Identify the lines that contain the word "информации" and copy each one.

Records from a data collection
++++++++++

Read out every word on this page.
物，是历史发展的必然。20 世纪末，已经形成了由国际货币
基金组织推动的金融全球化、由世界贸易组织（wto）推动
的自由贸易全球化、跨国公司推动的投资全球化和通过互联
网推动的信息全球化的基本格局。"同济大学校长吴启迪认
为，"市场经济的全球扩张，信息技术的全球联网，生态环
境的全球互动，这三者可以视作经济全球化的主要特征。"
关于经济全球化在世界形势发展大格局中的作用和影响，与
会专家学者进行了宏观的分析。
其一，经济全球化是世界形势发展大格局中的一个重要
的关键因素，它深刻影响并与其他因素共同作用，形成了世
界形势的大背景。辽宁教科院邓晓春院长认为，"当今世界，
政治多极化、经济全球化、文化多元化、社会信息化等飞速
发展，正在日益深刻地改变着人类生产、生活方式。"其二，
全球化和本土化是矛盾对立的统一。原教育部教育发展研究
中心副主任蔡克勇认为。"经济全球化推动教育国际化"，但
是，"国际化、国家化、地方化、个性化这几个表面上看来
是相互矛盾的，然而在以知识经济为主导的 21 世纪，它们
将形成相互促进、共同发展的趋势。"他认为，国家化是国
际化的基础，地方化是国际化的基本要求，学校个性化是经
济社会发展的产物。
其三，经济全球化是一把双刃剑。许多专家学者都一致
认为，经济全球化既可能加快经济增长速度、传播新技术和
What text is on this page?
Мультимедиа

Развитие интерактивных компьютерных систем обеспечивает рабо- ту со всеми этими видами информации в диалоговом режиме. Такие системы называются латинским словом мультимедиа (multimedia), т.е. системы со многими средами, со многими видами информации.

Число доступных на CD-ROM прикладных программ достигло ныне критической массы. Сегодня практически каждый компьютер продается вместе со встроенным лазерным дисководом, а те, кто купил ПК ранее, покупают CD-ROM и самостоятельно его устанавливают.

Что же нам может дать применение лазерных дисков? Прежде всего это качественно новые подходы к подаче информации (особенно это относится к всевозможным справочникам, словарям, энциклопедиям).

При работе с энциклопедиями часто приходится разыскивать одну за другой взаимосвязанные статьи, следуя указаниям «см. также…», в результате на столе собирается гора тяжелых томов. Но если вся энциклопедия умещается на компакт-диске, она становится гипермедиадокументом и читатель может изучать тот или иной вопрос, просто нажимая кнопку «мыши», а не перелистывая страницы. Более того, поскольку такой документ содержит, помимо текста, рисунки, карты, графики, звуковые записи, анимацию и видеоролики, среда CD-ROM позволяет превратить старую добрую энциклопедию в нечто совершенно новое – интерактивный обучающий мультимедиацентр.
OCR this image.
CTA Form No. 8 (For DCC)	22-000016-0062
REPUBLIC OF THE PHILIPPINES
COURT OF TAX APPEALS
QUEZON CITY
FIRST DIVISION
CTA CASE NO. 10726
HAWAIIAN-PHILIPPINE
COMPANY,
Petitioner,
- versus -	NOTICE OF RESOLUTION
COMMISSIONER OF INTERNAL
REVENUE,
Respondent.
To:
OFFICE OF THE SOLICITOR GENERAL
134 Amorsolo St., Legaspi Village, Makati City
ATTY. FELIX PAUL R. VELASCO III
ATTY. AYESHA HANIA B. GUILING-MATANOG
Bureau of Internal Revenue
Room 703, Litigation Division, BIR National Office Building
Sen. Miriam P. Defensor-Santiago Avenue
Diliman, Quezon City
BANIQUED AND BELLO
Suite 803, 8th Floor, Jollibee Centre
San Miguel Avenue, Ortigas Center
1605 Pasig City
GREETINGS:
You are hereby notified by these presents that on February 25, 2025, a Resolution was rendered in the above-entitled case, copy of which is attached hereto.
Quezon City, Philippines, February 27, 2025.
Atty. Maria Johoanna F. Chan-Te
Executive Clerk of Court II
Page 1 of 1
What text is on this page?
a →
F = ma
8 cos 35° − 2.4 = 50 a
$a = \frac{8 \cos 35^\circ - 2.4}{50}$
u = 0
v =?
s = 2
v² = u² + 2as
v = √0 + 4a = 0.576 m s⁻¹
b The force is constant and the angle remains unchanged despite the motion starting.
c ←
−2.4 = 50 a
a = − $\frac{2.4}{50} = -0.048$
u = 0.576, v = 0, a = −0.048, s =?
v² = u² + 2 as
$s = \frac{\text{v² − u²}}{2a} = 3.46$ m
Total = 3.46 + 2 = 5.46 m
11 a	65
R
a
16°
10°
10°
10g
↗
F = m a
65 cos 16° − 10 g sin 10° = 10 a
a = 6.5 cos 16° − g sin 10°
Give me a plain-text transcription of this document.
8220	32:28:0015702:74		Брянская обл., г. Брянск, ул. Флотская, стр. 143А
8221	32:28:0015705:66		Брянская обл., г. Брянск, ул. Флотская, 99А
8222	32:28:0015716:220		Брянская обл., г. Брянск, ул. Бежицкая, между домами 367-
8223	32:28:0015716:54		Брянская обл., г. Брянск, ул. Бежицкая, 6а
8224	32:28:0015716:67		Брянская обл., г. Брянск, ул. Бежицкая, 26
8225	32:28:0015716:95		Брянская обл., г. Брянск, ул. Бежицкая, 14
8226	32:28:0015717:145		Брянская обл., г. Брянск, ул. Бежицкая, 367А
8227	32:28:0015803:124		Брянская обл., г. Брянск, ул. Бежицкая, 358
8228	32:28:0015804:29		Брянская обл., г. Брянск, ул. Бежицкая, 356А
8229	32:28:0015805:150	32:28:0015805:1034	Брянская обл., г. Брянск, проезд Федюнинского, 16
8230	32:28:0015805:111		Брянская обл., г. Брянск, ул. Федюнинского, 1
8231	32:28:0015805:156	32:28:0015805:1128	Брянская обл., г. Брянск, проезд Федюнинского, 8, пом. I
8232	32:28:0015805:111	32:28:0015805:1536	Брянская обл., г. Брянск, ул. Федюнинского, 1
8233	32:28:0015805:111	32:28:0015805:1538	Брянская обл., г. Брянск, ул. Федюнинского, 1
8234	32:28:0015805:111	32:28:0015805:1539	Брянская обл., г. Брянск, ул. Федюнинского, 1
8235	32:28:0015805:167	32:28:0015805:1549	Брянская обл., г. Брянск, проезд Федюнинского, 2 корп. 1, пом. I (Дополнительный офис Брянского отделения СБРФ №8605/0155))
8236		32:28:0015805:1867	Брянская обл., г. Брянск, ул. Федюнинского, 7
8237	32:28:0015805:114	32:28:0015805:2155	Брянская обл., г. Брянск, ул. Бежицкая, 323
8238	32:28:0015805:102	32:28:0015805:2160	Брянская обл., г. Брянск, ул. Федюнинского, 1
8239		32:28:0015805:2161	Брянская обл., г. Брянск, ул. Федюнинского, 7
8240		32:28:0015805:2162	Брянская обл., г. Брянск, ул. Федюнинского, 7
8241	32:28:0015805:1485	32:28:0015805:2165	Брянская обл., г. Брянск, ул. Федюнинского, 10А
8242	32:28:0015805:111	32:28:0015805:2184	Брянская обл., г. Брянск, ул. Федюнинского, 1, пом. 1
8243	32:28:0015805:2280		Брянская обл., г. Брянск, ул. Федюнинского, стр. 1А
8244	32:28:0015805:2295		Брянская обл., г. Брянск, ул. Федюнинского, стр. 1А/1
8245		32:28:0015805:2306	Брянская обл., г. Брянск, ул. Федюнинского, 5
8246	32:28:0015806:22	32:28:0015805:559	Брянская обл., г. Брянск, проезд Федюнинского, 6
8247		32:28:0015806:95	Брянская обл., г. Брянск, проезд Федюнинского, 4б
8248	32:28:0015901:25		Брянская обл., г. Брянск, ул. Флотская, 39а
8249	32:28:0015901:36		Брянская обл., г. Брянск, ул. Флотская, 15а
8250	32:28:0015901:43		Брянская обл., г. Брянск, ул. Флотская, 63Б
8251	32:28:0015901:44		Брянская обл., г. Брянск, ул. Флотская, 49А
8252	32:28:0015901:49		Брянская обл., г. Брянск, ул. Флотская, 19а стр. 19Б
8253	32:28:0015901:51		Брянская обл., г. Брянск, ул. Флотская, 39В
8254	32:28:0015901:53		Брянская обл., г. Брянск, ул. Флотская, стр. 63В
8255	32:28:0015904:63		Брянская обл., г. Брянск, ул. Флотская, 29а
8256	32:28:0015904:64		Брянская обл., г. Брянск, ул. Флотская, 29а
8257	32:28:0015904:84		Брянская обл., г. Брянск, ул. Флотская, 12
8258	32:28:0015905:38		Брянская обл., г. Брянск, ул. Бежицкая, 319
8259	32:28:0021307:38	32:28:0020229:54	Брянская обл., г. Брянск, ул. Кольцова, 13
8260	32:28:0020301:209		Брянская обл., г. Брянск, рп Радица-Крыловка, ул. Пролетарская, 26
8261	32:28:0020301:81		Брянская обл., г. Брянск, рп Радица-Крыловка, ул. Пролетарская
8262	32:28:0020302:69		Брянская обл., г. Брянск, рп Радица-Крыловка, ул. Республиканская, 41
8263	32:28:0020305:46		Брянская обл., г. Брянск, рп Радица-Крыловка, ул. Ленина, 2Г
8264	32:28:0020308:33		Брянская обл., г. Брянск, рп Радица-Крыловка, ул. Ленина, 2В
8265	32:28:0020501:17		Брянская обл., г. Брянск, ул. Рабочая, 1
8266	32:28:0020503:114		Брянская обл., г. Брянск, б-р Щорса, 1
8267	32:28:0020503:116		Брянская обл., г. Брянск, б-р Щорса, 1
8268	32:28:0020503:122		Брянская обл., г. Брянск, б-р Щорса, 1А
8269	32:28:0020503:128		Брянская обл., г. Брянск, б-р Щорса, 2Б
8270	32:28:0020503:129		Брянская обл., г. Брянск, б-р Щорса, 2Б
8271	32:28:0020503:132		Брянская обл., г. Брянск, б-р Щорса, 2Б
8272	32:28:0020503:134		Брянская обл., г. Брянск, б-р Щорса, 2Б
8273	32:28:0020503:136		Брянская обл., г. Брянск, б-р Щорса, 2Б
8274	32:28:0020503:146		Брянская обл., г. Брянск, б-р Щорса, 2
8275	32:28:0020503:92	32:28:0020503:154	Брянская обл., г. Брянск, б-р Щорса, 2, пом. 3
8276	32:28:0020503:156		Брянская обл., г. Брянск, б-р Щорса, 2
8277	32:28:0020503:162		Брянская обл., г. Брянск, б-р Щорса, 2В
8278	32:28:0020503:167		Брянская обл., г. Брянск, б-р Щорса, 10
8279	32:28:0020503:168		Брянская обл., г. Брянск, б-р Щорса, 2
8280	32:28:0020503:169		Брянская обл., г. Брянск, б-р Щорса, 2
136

++++++++++

▶ Written response
Развитие интерактивных компьютерных систем обеспечивает рабо- ту со всеми этими видами информации в диалоговом режиме. Такие системы называются латинским словом мультимедиа (multimedia), т.е. системы со многими средами, со многими видами информации.
Что же нам может дать применение лазерных дисков? Прежде всего это качественно новые подходы к подаче информации (особенно это относится к всевозможным справочникам, словарям, энциклопедиям).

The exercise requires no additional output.